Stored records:
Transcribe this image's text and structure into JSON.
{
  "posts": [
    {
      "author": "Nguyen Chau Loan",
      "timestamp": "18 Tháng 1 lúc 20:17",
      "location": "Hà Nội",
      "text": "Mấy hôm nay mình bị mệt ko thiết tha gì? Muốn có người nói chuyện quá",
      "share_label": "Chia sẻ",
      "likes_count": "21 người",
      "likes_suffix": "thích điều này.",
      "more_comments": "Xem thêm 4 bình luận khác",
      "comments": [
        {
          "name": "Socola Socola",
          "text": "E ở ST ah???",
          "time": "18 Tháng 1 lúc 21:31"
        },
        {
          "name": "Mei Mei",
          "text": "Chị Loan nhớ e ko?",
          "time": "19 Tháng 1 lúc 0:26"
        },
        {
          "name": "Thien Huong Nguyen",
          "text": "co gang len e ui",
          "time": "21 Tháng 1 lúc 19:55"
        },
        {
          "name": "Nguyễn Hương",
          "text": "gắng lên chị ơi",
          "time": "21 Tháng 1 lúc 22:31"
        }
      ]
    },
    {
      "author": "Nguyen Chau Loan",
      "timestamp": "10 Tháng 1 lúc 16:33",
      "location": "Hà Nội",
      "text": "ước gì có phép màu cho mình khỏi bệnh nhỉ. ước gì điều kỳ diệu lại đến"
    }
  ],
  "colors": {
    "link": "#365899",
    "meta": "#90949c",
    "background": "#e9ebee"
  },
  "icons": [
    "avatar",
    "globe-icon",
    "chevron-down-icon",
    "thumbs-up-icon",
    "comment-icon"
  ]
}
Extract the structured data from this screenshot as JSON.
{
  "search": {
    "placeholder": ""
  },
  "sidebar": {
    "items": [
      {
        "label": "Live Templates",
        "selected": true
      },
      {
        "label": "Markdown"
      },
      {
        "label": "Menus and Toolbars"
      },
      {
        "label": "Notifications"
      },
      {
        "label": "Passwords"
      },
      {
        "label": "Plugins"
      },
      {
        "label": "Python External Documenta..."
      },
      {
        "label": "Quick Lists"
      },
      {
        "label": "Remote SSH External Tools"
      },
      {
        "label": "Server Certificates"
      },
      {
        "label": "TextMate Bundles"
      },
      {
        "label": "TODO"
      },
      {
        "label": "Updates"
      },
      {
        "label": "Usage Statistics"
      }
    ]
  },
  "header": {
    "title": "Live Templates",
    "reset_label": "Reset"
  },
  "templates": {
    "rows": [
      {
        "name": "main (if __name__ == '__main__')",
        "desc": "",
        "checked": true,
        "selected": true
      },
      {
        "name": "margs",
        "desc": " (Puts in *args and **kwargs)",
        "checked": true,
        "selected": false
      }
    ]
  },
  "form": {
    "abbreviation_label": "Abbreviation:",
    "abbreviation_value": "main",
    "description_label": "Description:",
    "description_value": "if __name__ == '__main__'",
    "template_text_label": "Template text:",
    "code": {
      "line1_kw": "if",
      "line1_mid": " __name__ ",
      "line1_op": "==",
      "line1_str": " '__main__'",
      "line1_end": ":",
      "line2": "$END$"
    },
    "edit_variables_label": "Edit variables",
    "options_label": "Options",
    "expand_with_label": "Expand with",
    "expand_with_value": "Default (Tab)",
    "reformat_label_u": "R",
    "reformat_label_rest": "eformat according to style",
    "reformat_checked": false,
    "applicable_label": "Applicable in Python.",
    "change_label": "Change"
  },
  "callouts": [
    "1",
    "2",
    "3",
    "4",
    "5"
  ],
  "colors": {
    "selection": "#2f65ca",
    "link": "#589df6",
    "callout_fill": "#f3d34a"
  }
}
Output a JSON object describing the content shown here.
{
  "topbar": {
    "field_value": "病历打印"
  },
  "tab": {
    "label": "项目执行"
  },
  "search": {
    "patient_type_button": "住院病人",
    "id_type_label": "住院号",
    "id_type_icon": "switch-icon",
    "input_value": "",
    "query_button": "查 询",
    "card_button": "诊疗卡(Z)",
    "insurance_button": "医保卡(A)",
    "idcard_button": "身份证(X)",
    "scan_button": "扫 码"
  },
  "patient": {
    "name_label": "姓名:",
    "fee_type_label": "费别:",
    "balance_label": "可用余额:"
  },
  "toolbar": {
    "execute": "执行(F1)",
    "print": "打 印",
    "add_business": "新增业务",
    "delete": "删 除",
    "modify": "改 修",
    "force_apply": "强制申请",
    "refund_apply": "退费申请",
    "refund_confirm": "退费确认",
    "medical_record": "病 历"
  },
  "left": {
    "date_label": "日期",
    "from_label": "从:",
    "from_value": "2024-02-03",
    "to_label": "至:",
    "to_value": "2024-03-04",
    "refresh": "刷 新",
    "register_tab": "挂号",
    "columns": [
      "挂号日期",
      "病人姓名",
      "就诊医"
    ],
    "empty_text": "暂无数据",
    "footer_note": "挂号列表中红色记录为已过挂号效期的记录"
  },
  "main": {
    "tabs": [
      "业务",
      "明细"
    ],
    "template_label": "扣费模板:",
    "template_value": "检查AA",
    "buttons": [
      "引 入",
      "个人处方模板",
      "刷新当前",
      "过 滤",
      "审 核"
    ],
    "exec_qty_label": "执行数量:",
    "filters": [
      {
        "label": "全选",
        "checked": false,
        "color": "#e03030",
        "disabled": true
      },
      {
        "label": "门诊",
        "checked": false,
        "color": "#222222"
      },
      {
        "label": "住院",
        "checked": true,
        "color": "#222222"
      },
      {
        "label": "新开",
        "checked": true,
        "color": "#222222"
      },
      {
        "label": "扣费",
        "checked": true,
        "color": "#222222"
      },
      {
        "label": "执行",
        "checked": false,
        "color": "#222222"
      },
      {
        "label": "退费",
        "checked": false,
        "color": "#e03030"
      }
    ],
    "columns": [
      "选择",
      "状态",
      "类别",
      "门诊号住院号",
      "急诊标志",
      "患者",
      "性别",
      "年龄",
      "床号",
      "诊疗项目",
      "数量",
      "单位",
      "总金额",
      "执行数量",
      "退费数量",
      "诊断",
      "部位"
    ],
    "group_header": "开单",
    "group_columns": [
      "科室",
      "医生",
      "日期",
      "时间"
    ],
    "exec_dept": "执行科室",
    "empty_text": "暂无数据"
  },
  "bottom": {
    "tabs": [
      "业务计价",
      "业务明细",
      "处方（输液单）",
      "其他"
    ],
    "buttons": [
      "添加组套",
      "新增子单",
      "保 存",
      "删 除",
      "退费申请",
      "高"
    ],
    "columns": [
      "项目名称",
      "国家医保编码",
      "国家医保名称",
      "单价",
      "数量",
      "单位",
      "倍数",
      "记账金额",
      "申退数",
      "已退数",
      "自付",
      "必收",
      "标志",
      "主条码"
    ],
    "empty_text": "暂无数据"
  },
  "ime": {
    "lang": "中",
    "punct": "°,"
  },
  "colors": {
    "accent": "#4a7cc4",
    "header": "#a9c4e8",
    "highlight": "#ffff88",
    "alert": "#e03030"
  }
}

TASK DESCRIPTION:
Repeat the material word for word, in full.

SOLUTION TO THE EXERCISE:
Transcribe this image's text and structure into JSON.
{
  "posts": [
    {
      "author": "Nguyen Chau Loan",
      "timestamp": "18 Tháng 1 lúc 20:17",
      "location": "Hà Nội",
      "text": "Mấy hôm nay mình bị mệt ko thiết tha gì? Muốn có người nói chuyện quá",
      "share_label": "Chia sẻ",
      "likes_count": "21 người",
      "likes_suffix": "thích điều này.",
      "more_comments": "Xem thêm 4 bình luận khác",
      "comments": [
        {
          "name": "Socola Socola",
          "text": "E ở ST ah???",
          "time": "18 Tháng 1 lúc 21:31"
        },
        {
          "name": "Mei Mei",
          "text": "Chị Loan nhớ e ko?",
          "time": "19 Tháng 1 lúc 0:26"
        },
        {
          "name": "Thien Huong Nguyen",
          "text": "co gang len e ui",
          "time": "21 Tháng 1 lúc 19:55"
        },
        {
          "name": "Nguyễn Hương",
          "text": "gắng lên chị ơi",
          "time": "21 Tháng 1 lúc 22:31"
        }
      ]
    },
    {
      "author": "Nguyen Chau Loan",
      "timestamp": "10 Tháng 1 lúc 16:33",
      "location": "Hà Nội",
      "text": "ước gì có phép màu cho mình khỏi bệnh nhỉ. ước gì điều kỳ diệu lại đến"
    }
  ],
  "colors": {
    "link": "#365899",
    "meta": "#90949c",
    "background": "#e9ebee"
  },
  "icons": [
    "avatar",
    "globe-icon",
    "chevron-down-icon",
    "thumbs-up-icon",
    "comment-icon"
  ]
}
Extract the structured data from this screenshot as JSON.
{
  "search": {
    "placeholder": ""
  },
  "sidebar": {
    "items": [
      {
        "label": "Live Templates",
        "selected": true
      },
      {
        "label": "Markdown"
      },
      {
        "label": "Menus and Toolbars"
      },
      {
        "label": "Notifications"
      },
      {
        "label": "Passwords"
      },
      {
        "label": "Plugins"
      },
      {
        "label": "Python External Documenta..."
      },
      {
        "label": "Quick Lists"
      },
      {
        "label": "Remote SSH External Tools"
      },
      {
        "label": "Server Certificates"
      },
      {
        "label": "TextMate Bundles"
      },
      {
        "label": "TODO"
      },
      {
        "label": "Updates"
      },
      {
        "label": "Usage Statistics"
      }
    ]
  },
  "header": {
    "title": "Live Templates",
    "reset_label": "Reset"
  },
  "templates": {
    "rows": [
      {
        "name": "main (if __name__ == '__main__')",
        "desc": "",
        "checked": true,
        "selected": true
      },
      {
        "name": "margs",
        "desc": " (Puts in *args and **kwargs)",
        "checked": true,
        "selected": false
      }
    ]
  },
  "form": {
    "abbreviation_label": "Abbreviation:",
    "abbreviation_value": "main",
    "description_label": "Description:",
    "description_value": "if __name__ == '__main__'",
    "template_text_label": "Template text:",
    "code": {
      "line1_kw": "if",
      "line1_mid": " __name__ ",
      "line1_op": "==",
      "line1_str": " '__main__'",
      "line1_end": ":",
      "line2": "$END$"
    },
    "edit_variables_label": "Edit variables",
    "options_label": "Options",
    "expand_with_label": "Expand with",
    "expand_with_value": "Default (Tab)",
    "reformat_label_u": "R",
    "reformat_label_rest": "eformat according to style",
    "reformat_checked": false,
    "applicable_label": "Applicable in Python.",
    "change_label": "Change"
  },
  "callouts": [
    "1",
    "2",
    "3",
    "4",
    "5"
  ],
  "colors": {
    "selection": "#2f65ca",
    "link": "#589df6",
    "callout_fill": "#f3d34a"
  }
}
Output a JSON object describing the content shown here.
{
  "topbar": {
    "field_value": "病历打印"
  },
  "tab": {
    "label": "项目执行"
  },
  "search": {
    "patient_type_button": "住院病人",
    "id_type_label": "住院号",
    "id_type_icon": "switch-icon",
    "input_value": "",
    "query_button": "查 询",
    "card_button": "诊疗卡(Z)",
    "insurance_button": "医保卡(A)",
    "idcard_button": "身份证(X)",
    "scan_button": "扫 码"
  },
  "patient": {
    "name_label": "姓名:",
    "fee_type_label": "费别:",
    "balance_label": "可用余额:"
  },
  "toolbar": {
    "execute": "执行(F1)",
    "print": "打 印",
    "add_business": "新增业务",
    "delete": "删 除",
    "modify": "改 修",
    "force_apply": "强制申请",
    "refund_apply": "退费申请",
    "refund_confirm": "退费确认",
    "medical_record": "病 历"
  },
  "left": {
    "date_label": "日期",
    "from_label": "从:",
    "from_value": "2024-02-03",
    "to_label": "至:",
    "to_value": "2024-03-04",
    "refresh": "刷 新",
    "register_tab": "挂号",
    "columns": [
      "挂号日期",
      "病人姓名",
      "就诊医"
    ],
    "empty_text": "暂无数据",
    "footer_note": "挂号列表中红色记录为已过挂号效期的记录"
  },
  "main": {
    "tabs": [
      "业务",
      "明细"
    ],
    "template_label": "扣费模板:",
    "template_value": "检查AA",
    "buttons": [
      "引 入",
      "个人处方模板",
      "刷新当前",
      "过 滤",
      "审 核"
    ],
    "exec_qty_label": "执行数量:",
    "filters": [
      {
        "label": "全选",
        "checked": false,
        "color": "#e03030",
        "disabled": true
      },
      {
        "label": "门诊",
        "checked": false,
        "color": "#222222"
      },
      {
        "label": "住院",
        "checked": true,
        "color": "#222222"
      },
      {
        "label": "新开",
        "checked": true,
        "color": "#222222"
      },
      {
        "label": "扣费",
        "checked": true,
        "color": "#222222"
      },
      {
        "label": "执行",
        "checked": false,
        "color": "#222222"
      },
      {
        "label": "退费",
        "checked": false,
        "color": "#e03030"
      }
    ],
    "columns": [
      "选择",
      "状态",
      "类别",
      "门诊号住院号",
      "急诊标志",
      "患者",
      "性别",
      "年龄",
      "床号",
      "诊疗项目",
      "数量",
      "单位",
      "总金额",
      "执行数量",
      "退费数量",
      "诊断",
      "部位"
    ],
    "group_header": "开单",
    "group_columns": [
      "科室",
      "医生",
      "日期",
      "时间"
    ],
    "exec_dept": "执行科室",
    "empty_text": "暂无数据"
  },
  "bottom": {
    "tabs": [
      "业务计价",
      "业务明细",
      "处方（输液单）",
      "其他"
    ],
    "buttons": [
      "添加组套",
      "新增子单",
      "保 存",
      "删 除",
      "退费申请",
      "高"
    ],
    "columns": [
      "项目名称",
      "国家医保编码",
      "国家医保名称",
      "单价",
      "数量",
      "单位",
      "倍数",
      "记账金额",
      "申退数",
      "已退数",
      "自付",
      "必收",
      "标志",
      "主条码"
    ],
    "empty_text": "暂无数据"
  },
  "ime": {
    "lang": "中",
    "punct": "°,"
  },
  "colors": {
    "accent": "#4a7cc4",
    "header": "#a9c4e8",
    "highlight": "#ffff88",
    "alert": "#e03030"
  }
}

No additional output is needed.